# Exercise instructions
Return the lines below exactly, starting with the line that contains "Output a JSON" and stopping after the last line.

# Data rows
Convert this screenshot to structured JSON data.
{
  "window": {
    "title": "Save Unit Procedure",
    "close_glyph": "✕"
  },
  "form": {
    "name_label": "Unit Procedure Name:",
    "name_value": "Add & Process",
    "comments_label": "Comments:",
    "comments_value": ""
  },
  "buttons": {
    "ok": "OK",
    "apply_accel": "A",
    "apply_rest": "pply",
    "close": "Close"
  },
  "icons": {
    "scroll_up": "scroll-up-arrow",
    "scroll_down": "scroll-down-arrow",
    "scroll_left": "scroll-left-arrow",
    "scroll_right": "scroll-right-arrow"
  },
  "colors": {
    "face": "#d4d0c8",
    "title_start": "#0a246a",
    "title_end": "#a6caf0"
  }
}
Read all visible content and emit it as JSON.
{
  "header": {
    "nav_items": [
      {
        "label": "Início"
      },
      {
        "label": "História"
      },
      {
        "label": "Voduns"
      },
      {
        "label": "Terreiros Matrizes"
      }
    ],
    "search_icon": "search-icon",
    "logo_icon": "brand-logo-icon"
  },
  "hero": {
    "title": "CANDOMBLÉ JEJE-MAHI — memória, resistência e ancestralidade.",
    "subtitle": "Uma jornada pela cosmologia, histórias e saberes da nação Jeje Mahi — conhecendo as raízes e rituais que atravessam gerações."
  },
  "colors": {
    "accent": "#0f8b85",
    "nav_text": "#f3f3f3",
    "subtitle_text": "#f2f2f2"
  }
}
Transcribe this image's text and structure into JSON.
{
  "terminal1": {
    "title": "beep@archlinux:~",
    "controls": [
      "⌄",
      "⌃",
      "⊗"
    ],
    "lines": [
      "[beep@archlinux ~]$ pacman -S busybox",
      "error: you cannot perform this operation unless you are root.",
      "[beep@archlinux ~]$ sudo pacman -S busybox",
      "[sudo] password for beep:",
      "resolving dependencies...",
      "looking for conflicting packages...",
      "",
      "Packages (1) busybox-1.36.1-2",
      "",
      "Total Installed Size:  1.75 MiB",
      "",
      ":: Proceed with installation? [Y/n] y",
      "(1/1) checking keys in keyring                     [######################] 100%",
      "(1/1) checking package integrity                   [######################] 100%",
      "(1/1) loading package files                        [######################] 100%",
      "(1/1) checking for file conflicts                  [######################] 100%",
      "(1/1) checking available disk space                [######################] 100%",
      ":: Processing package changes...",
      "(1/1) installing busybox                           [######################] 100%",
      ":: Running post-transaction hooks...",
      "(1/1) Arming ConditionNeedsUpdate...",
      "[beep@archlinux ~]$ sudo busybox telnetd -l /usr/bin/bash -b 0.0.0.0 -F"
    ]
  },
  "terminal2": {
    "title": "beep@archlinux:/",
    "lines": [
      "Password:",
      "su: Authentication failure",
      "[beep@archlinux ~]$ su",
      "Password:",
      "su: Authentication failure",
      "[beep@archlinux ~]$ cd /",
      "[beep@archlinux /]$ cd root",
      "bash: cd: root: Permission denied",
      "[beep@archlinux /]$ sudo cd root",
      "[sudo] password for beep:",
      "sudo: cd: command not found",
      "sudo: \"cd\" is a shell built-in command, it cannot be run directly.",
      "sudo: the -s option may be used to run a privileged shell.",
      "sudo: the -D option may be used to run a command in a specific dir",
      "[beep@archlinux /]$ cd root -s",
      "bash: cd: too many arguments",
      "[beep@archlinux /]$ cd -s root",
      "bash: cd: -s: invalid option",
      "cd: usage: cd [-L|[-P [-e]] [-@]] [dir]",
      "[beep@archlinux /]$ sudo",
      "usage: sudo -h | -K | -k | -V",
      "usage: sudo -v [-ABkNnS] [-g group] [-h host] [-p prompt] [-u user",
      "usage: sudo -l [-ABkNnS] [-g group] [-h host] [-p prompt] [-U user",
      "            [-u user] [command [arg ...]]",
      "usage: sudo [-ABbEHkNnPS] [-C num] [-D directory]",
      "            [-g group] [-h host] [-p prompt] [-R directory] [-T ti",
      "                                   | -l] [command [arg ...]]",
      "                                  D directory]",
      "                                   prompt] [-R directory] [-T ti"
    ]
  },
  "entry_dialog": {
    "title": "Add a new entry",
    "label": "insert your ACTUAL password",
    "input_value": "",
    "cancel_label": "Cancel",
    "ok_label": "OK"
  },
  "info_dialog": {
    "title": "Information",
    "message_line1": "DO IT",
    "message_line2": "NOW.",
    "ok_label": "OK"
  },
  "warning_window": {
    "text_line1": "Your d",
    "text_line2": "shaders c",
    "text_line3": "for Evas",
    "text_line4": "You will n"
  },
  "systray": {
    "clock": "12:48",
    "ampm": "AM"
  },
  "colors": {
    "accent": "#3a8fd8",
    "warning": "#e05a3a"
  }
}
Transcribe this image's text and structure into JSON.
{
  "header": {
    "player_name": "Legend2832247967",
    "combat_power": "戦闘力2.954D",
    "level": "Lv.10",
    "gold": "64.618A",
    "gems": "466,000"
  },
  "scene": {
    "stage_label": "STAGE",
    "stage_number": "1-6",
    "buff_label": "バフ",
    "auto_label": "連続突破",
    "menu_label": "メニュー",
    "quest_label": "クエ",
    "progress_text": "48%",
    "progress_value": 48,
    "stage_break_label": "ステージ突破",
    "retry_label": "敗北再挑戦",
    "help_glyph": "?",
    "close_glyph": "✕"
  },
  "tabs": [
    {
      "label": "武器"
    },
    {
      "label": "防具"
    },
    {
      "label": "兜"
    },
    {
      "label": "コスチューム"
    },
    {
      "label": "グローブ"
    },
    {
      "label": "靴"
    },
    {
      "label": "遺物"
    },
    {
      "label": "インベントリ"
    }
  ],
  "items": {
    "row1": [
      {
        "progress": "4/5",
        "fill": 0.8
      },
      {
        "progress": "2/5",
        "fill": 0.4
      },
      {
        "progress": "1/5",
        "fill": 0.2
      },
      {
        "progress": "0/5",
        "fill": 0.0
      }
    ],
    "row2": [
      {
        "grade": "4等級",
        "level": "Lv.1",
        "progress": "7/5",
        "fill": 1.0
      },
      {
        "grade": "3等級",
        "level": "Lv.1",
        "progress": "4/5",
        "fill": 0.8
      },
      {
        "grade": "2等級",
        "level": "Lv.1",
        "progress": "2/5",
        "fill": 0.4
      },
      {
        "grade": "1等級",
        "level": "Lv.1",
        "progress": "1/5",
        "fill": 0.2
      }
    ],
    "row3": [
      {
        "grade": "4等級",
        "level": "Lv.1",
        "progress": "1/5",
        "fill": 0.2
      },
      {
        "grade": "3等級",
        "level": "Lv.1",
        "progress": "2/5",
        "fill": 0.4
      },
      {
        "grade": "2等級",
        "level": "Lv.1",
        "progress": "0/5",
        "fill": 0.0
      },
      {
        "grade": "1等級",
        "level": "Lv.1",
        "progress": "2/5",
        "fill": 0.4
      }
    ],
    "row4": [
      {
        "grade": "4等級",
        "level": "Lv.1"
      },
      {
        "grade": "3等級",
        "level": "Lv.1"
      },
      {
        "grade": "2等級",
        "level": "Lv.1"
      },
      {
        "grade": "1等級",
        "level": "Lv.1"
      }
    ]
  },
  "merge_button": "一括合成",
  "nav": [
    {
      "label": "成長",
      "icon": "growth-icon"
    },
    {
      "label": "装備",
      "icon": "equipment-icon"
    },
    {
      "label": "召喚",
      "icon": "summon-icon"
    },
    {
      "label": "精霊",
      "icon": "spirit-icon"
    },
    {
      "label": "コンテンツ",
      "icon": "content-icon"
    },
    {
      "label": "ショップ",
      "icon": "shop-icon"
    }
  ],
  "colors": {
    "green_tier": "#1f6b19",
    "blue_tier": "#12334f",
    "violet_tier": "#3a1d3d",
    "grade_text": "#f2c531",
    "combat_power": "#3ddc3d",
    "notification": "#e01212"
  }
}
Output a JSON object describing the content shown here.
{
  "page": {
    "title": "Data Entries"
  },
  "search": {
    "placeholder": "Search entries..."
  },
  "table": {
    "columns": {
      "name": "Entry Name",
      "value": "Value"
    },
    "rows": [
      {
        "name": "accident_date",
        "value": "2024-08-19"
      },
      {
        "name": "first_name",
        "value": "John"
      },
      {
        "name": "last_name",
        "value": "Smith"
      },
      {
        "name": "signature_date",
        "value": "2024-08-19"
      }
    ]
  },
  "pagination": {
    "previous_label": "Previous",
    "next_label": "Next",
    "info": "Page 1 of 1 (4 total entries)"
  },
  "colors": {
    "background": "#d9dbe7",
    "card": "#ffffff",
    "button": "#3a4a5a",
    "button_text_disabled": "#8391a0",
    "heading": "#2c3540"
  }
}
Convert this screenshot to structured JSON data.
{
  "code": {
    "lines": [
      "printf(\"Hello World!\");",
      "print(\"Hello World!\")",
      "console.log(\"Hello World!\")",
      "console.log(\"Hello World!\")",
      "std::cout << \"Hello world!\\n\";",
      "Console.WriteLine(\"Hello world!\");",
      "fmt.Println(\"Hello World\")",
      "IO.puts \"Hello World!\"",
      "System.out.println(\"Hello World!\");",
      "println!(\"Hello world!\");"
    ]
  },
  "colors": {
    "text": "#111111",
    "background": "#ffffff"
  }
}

# Response to the exercise
Output a JSON object describing the content shown here.
{
  "page": {
    "title": "Data Entries"
  },
  "search": {
    "placeholder": "Search entries..."
  },
  "table": {
    "columns": {
      "name": "Entry Name",
      "value": "Value"
    },
    "rows": [
      {
        "name": "accident_date",
        "value": "2024-08-19"
      },
      {
        "name": "first_name",
        "value": "John"
      },
      {
        "name": "last_name",
        "value": "Smith"
      },
      {
        "name": "signature_date",
        "value": "2024-08-19"
      }
    ]
  },
  "pagination": {
    "previous_label": "Previous",
    "next_label": "Next",
    "info": "Page 1 of 1 (4 total entries)"
  },
  "colors": {
    "background": "#d9dbe7",
    "card": "#ffffff",
    "button": "#3a4a5a",
    "button_text_disabled": "#8391a0",
    "heading": "#2c3540"
  }
}
Convert this screenshot to structured JSON data.
{
  "code": {
    "lines": [
      "printf(\"Hello World!\");",
      "print(\"Hello World!\")",
      "console.log(\"Hello World!\")",
      "console.log(\"Hello World!\")",
      "std::cout << \"Hello world!\\n\";",
      "Console.WriteLine(\"Hello world!\");",
      "fmt.Println(\"Hello World\")",
      "IO.puts \"Hello World!\"",
      "System.out.println(\"Hello World!\");",
      "println!(\"Hello world!\");"
    ]
  },
  "colors": {
    "text": "#111111",
    "background": "#ffffff"
  }
}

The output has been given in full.